== EXTRACTED ENTRIES ==
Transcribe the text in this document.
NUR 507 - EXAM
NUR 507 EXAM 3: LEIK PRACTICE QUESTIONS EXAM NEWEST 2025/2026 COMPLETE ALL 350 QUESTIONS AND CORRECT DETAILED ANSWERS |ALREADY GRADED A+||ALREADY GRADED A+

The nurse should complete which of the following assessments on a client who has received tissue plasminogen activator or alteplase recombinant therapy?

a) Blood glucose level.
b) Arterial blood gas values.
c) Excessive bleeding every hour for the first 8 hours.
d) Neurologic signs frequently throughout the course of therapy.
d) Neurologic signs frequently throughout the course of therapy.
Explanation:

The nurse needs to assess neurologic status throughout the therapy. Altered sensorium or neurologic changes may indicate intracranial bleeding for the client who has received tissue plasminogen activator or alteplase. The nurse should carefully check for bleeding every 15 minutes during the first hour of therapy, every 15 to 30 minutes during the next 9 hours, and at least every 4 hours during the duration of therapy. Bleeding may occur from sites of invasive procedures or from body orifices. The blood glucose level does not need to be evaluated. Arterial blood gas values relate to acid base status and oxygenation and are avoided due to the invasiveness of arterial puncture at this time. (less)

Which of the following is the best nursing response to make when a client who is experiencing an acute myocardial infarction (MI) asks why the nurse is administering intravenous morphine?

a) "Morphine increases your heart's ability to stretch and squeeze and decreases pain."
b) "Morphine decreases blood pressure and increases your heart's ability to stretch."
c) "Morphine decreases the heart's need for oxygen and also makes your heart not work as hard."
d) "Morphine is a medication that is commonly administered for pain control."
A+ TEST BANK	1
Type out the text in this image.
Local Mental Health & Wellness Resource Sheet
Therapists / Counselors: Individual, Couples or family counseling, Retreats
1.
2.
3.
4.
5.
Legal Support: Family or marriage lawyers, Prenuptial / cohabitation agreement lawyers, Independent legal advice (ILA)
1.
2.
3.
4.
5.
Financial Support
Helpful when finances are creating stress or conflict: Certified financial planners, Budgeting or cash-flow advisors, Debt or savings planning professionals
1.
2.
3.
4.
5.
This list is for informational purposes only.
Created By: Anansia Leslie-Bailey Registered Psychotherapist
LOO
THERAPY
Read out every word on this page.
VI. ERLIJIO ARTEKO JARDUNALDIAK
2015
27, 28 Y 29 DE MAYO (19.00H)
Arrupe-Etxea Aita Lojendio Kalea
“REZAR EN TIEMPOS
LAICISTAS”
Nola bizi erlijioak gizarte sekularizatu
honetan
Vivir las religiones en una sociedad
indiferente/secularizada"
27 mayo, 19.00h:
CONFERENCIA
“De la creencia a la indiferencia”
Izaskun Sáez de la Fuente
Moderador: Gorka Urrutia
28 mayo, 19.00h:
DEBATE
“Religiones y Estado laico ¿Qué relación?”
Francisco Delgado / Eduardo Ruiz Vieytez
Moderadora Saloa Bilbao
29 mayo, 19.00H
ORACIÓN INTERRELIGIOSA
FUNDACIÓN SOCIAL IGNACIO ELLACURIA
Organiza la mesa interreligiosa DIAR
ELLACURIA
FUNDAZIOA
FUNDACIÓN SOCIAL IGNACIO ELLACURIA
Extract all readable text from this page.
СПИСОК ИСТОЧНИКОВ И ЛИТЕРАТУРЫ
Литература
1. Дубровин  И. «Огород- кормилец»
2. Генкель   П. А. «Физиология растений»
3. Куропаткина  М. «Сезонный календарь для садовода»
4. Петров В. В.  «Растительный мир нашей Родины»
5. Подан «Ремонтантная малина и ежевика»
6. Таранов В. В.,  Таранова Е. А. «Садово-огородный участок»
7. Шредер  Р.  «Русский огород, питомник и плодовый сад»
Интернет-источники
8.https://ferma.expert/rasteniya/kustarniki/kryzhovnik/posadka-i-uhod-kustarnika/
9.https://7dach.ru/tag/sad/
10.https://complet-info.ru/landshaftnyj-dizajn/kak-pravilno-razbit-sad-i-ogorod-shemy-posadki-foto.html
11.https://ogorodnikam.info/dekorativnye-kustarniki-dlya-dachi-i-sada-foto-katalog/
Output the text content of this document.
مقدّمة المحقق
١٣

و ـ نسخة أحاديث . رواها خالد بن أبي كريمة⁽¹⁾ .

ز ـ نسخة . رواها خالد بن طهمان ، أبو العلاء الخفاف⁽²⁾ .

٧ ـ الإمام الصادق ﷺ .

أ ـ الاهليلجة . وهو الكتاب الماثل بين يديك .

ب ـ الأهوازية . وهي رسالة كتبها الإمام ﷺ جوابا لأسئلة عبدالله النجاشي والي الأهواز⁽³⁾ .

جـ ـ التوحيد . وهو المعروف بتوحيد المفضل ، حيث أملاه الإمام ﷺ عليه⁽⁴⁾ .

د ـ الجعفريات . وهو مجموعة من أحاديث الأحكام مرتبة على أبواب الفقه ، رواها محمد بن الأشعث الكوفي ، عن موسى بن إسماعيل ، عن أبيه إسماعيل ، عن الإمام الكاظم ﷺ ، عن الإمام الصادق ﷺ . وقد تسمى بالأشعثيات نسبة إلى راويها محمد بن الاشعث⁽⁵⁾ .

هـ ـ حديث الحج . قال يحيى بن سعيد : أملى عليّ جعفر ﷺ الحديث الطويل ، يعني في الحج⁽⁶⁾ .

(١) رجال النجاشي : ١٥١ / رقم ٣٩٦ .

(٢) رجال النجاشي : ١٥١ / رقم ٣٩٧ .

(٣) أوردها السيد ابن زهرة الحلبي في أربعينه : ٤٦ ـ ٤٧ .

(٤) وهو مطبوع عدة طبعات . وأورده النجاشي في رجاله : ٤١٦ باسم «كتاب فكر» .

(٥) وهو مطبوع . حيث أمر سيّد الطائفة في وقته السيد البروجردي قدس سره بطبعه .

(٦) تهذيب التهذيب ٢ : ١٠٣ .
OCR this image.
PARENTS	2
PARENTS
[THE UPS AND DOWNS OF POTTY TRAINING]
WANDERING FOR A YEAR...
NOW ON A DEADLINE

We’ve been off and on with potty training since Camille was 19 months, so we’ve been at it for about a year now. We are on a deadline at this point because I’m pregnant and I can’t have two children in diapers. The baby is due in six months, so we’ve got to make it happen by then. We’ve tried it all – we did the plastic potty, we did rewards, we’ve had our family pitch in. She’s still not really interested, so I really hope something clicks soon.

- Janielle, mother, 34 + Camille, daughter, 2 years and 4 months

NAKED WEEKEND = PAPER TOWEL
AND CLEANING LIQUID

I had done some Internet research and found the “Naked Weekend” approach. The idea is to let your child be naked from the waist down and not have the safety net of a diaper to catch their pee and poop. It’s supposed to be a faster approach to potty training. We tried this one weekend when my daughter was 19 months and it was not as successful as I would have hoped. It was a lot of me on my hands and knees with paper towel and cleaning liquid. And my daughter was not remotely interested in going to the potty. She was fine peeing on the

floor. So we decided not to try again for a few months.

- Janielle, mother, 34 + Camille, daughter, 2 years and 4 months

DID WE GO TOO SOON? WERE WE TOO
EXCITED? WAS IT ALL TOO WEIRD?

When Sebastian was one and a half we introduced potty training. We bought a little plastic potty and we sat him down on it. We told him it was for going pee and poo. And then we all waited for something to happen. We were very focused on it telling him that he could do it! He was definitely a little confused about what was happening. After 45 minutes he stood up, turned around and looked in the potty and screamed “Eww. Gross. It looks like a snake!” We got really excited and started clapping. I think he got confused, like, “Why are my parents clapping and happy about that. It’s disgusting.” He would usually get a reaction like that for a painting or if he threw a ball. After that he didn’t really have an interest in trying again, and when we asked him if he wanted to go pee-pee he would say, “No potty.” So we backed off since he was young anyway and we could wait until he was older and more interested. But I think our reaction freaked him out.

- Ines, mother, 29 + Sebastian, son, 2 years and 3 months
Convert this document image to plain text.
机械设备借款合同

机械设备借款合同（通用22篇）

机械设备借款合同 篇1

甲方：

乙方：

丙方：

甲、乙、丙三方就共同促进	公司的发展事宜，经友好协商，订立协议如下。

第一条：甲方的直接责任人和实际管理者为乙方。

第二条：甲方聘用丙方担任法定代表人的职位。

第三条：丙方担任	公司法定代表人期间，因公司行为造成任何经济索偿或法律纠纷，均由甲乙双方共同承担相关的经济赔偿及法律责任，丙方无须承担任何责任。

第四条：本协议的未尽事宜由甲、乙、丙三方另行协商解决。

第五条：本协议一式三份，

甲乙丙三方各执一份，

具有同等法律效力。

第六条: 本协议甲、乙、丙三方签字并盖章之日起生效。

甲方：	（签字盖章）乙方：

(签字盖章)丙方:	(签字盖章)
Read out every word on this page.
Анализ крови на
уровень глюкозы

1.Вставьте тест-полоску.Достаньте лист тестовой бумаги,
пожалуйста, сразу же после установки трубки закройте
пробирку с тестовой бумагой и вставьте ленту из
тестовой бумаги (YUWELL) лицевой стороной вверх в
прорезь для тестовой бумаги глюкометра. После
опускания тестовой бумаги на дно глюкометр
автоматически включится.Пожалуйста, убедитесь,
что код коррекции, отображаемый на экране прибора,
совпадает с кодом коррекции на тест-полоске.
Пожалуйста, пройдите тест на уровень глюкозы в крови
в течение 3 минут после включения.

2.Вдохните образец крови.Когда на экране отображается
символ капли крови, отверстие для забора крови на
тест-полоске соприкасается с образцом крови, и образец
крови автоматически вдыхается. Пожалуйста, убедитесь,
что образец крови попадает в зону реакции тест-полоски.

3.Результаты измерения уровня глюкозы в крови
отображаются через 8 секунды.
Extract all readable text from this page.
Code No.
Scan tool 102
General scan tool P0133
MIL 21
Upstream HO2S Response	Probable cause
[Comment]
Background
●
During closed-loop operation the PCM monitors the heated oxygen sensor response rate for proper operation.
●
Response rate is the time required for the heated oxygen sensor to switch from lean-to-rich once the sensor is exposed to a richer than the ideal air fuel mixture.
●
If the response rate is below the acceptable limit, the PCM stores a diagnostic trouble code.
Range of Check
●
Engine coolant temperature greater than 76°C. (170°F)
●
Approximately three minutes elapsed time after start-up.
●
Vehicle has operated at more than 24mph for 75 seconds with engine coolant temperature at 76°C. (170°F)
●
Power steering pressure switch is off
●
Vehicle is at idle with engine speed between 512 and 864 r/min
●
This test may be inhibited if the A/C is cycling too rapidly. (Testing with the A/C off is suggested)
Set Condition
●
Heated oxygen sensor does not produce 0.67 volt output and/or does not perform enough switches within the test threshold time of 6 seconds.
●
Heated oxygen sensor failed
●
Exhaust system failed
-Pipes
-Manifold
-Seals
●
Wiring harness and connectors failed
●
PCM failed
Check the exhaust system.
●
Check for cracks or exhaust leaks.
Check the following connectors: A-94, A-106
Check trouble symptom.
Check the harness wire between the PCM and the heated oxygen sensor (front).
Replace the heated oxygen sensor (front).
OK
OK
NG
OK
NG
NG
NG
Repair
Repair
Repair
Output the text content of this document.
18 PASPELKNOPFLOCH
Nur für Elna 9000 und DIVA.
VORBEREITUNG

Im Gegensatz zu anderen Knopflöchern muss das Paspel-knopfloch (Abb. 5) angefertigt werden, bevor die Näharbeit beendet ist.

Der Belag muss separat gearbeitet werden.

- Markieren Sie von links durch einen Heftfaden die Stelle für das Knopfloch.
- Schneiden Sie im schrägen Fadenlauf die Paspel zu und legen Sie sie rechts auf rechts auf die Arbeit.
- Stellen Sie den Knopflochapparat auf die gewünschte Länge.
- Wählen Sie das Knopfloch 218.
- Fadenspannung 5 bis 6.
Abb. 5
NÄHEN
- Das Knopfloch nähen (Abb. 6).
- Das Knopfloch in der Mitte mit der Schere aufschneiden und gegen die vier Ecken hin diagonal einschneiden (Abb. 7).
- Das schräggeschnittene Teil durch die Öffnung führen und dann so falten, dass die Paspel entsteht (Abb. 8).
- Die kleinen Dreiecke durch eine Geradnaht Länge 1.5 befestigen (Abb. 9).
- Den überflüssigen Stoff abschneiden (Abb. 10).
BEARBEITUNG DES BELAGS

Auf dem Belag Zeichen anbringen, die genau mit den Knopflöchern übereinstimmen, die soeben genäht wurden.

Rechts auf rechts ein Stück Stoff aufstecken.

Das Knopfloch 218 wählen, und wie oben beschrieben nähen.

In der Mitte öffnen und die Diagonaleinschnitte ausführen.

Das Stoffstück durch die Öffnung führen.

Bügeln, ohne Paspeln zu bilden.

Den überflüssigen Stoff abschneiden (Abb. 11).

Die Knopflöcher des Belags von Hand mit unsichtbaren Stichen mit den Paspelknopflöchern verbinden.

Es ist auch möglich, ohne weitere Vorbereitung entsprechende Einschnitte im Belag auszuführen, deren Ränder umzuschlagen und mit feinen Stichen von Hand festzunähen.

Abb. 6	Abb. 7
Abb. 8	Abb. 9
===
Using the records above, pull out each line where the word "foto" occurs.

10.https://complet-info.ru/landshaftnyj-dizajn/kak-pravilno-razbit-sad-i-ogorod-shemy-posadki-foto.html
11.https://ogorodnikam.info/dekorativnye-kustarniki-dlya-dachi-i-sada-foto-katalog/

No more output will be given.